- The request
Your task is to transcribe all the entries exactly, excluding pictures.

-- Start of Information given --

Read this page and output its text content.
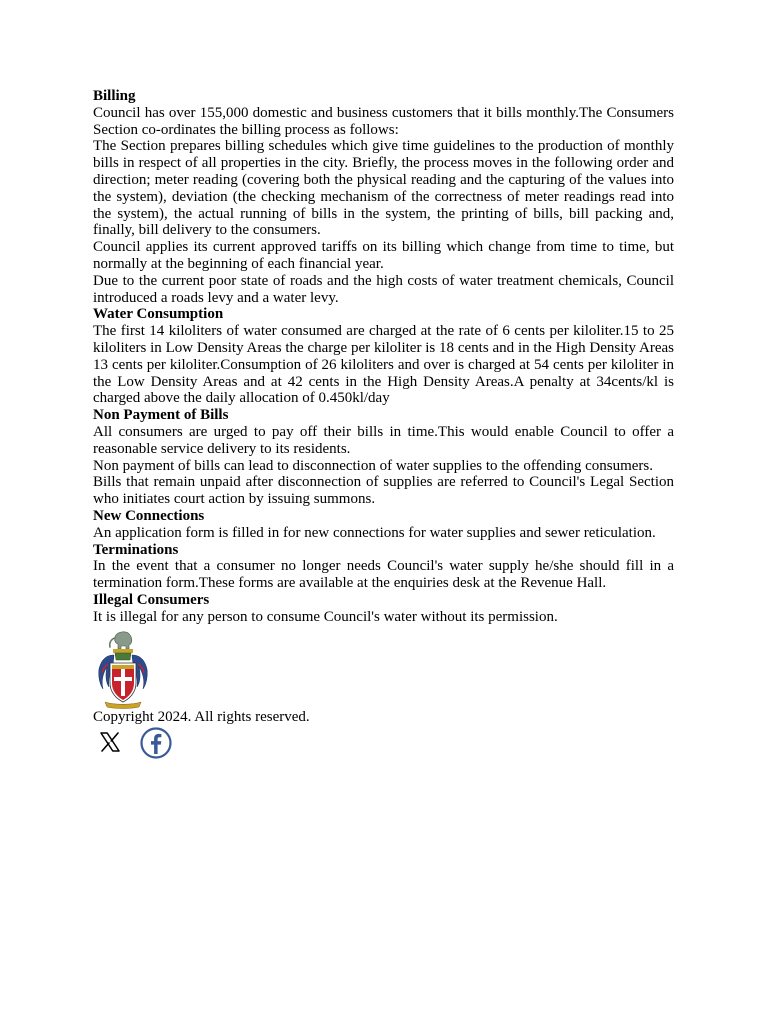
Billing
Council has over 155,000 domestic and business customers that it bills monthly.The Consumers Section co-ordinates the billing process as follows:
The Section prepares billing schedules which give time guidelines to the production of monthly bills in respect of all properties in the city. Briefly, the process moves in the following order and direction; meter reading (covering both the physical reading and the capturing of the values into the system), deviation (the checking mechanism of the correctness of meter readings read into the system), the actual running of bills in the system, the printing of bills, bill packing and, finally, bill delivery to the consumers.
Council applies its current approved tariffs on its billing which change from time to time, but normally at the beginning of each financial year.
Due to the current poor state of roads and the high costs of water treatment chemicals, Council introduced a roads levy and a water levy.
Water Consumption
The first 14 kiloliters of water consumed are charged at the rate of 6 cents per kiloliter.15 to 25 kiloliters in Low Density Areas the charge per kiloliter is 18 cents and in the High Density Areas 13 cents per kiloliter.Consumption of 26 kiloliters and over is charged at 54 cents per kiloliter in the Low Density Areas and at 42 cents in the High Density Areas.A penalty at 34cents/kl is charged above the daily allocation of 0.450kl/day
Non Payment of Bills
All consumers are urged to pay off their bills in time.This would enable Council to offer a reasonable service delivery to its residents.
Non payment of bills can lead to disconnection of water supplies to the offending consumers.
Bills that remain unpaid after disconnection of supplies are referred to Council's Legal Section who initiates court action by issuing summons.
New Connections
An application form is filled in for new connections for water supplies and sewer reticulation.
Terminations
In the event that a consumer no longer needs Council's water supply he/she should fill in a termination form.These forms are available at the enquiries desk at the Revenue Hall.
Illegal Consumers
It is illegal for any person to consume Council's water without its permission.
Copyright 2024. All rights reserved.
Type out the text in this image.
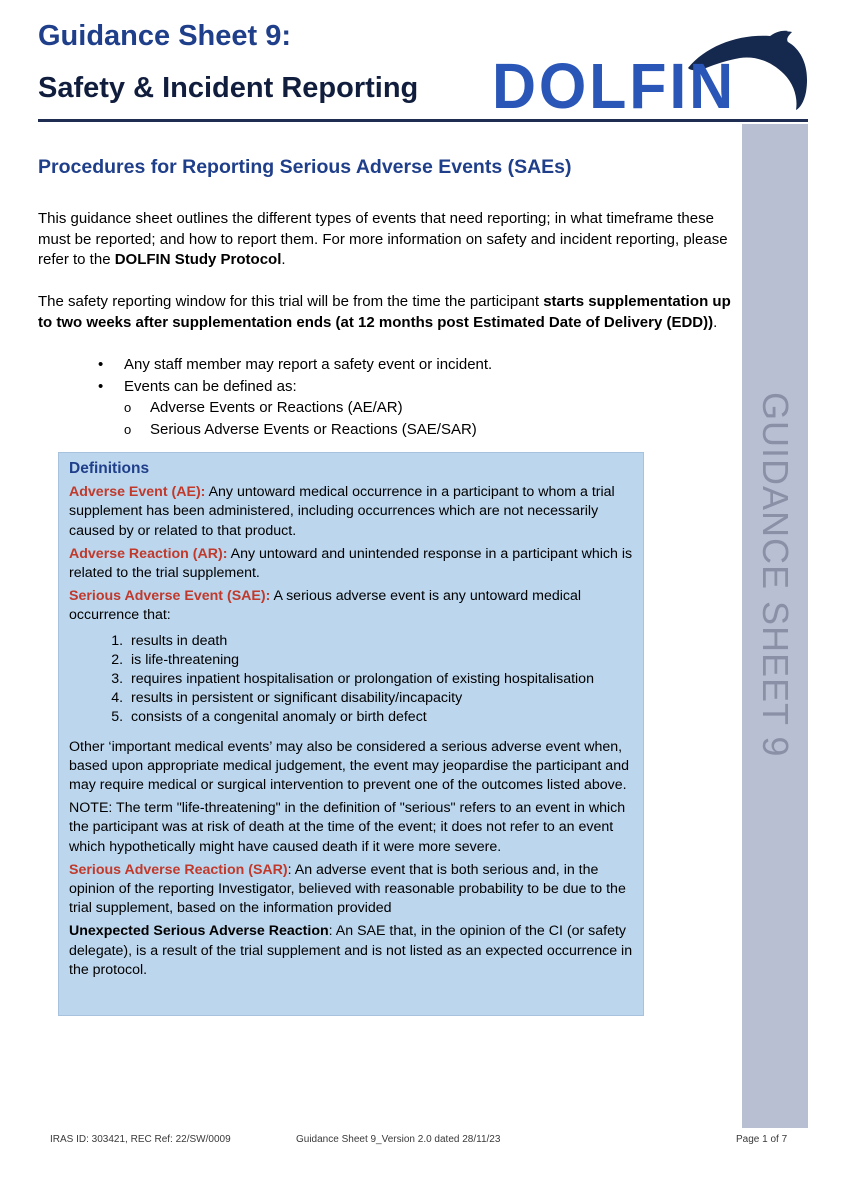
Guidance Sheet 9:
Safety & Incident Reporting DOLFIN
GUIDANCE SHEET 9
Procedures for Reporting Serious Adverse Events (SAEs)

This guidance sheet outlines the different types of events that need reporting; in what timeframe these must be reported; and how to report them. For more information on safety and incident reporting, please refer to the DOLFIN Study Protocol.

The safety reporting window for this trial will be from the time the participant starts supplementation up to two weeks after supplementation ends (at 12 months post Estimated Date of Delivery (EDD)).

• Any staff member may report a safety event or incident.
• Events can be defined as:
o Adverse Events or Reactions (AE/AR)
o Serious Adverse Events or Reactions (SAE/SAR)
Definitions

Adverse Event (AE): Any untoward medical occurrence in a participant to whom a trial supplement has been administered, including occurrences which are not necessarily caused by or related to that product.

Adverse Reaction (AR): Any untoward and unintended response in a participant which is related to the trial supplement.

Serious Adverse Event (SAE): A serious adverse event is any untoward medical occurrence that:

1. results in death
2. is life-threatening
3. requires inpatient hospitalisation or prolongation of existing hospitalisation
4. results in persistent or significant disability/incapacity
5. consists of a congenital anomaly or birth defect

Other ‘important medical events’ may also be considered a serious adverse event when, based upon appropriate medical judgement, the event may jeopardise the participant and may require medical or surgical intervention to prevent one of the outcomes listed above.

NOTE: The term "life-threatening" in the definition of "serious" refers to an event in which the participant was at risk of death at the time of the event; it does not refer to an event which hypothetically might have caused death if it were more severe.

Serious Adverse Reaction (SAR): An adverse event that is both serious and, in the opinion of the reporting Investigator, believed with reasonable probability to be due to the trial supplement, based on the information provided

Unexpected Serious Adverse Reaction: An SAE that, in the opinion of the CI (or safety delegate), is a result of the trial supplement and is not listed as an expected occurrence in the protocol.

IRAS ID: 303421, REC Ref: 22/SW/0009	Guidance Sheet 9_Version 2.0 dated 28/11/23	Page 1 of 7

-- End of Information given --

- Written answer
Read this page and output its text content.
Billing
Council has over 155,000 domestic and business customers that it bills monthly.The Consumers Section co-ordinates the billing process as follows:
The Section prepares billing schedules which give time guidelines to the production of monthly bills in respect of all properties in the city. Briefly, the process moves in the following order and direction; meter reading (covering both the physical reading and the capturing of the values into the system), deviation (the checking mechanism of the correctness of meter readings read into the system), the actual running of bills in the system, the printing of bills, bill packing and, finally, bill delivery to the consumers.
Council applies its current approved tariffs on its billing which change from time to time, but normally at the beginning of each financial year.
Due to the current poor state of roads and the high costs of water treatment chemicals, Council introduced a roads levy and a water levy.
Water Consumption
The first 14 kiloliters of water consumed are charged at the rate of 6 cents per kiloliter.15 to 25 kiloliters in Low Density Areas the charge per kiloliter is 18 cents and in the High Density Areas 13 cents per kiloliter.Consumption of 26 kiloliters and over is charged at 54 cents per kiloliter in the Low Density Areas and at 42 cents in the High Density Areas.A penalty at 34cents/kl is charged above the daily allocation of 0.450kl/day
Non Payment of Bills
All consumers are urged to pay off their bills in time.This would enable Council to offer a reasonable service delivery to its residents.
Non payment of bills can lead to disconnection of water supplies to the offending consumers.
Bills that remain unpaid after disconnection of supplies are referred to Council's Legal Section who initiates court action by issuing summons.
New Connections
An application form is filled in for new connections for water supplies and sewer reticulation.
Terminations
In the event that a consumer no longer needs Council's water supply he/she should fill in a termination form.These forms are available at the enquiries desk at the Revenue Hall.
Illegal Consumers
It is illegal for any person to consume Council's water without its permission.
Copyright 2024. All rights reserved.
Type out the text in this image.
Guidance Sheet 9:
Safety & Incident Reporting DOLFIN
GUIDANCE SHEET 9
Procedures for Reporting Serious Adverse Events (SAEs)

This guidance sheet outlines the different types of events that need reporting; in what timeframe these must be reported; and how to report them. For more information on safety and incident reporting, please refer to the DOLFIN Study Protocol.

The safety reporting window for this trial will be from the time the participant starts supplementation up to two weeks after supplementation ends (at 12 months post Estimated Date of Delivery (EDD)).

• Any staff member may report a safety event or incident.
• Events can be defined as:
o Adverse Events or Reactions (AE/AR)
o Serious Adverse Events or Reactions (SAE/SAR)
Definitions

Adverse Event (AE): Any untoward medical occurrence in a participant to whom a trial supplement has been administered, including occurrences which are not necessarily caused by or related to that product.

Adverse Reaction (AR): Any untoward and unintended response in a participant which is related to the trial supplement.

Serious Adverse Event (SAE): A serious adverse event is any untoward medical occurrence that:

1. results in death
2. is life-threatening
3. requires inpatient hospitalisation or prolongation of existing hospitalisation
4. results in persistent or significant disability/incapacity
5. consists of a congenital anomaly or birth defect

Other ‘important medical events’ may also be considered a serious adverse event when, based upon appropriate medical judgement, the event may jeopardise the participant and may require medical or surgical intervention to prevent one of the outcomes listed above.

NOTE: The term "life-threatening" in the definition of "serious" refers to an event in which the participant was at risk of death at the time of the event; it does not refer to an event which hypothetically might have caused death if it were more severe.

Serious Adverse Reaction (SAR): An adverse event that is both serious and, in the opinion of the reporting Investigator, believed with reasonable probability to be due to the trial supplement, based on the information provided

Unexpected Serious Adverse Reaction: An SAE that, in the opinion of the CI (or safety delegate), is a result of the trial supplement and is not listed as an expected occurrence in the protocol.

IRAS ID: 303421, REC Ref: 22/SW/0009	Guidance Sheet 9_Version 2.0 dated 28/11/23	Page 1 of 7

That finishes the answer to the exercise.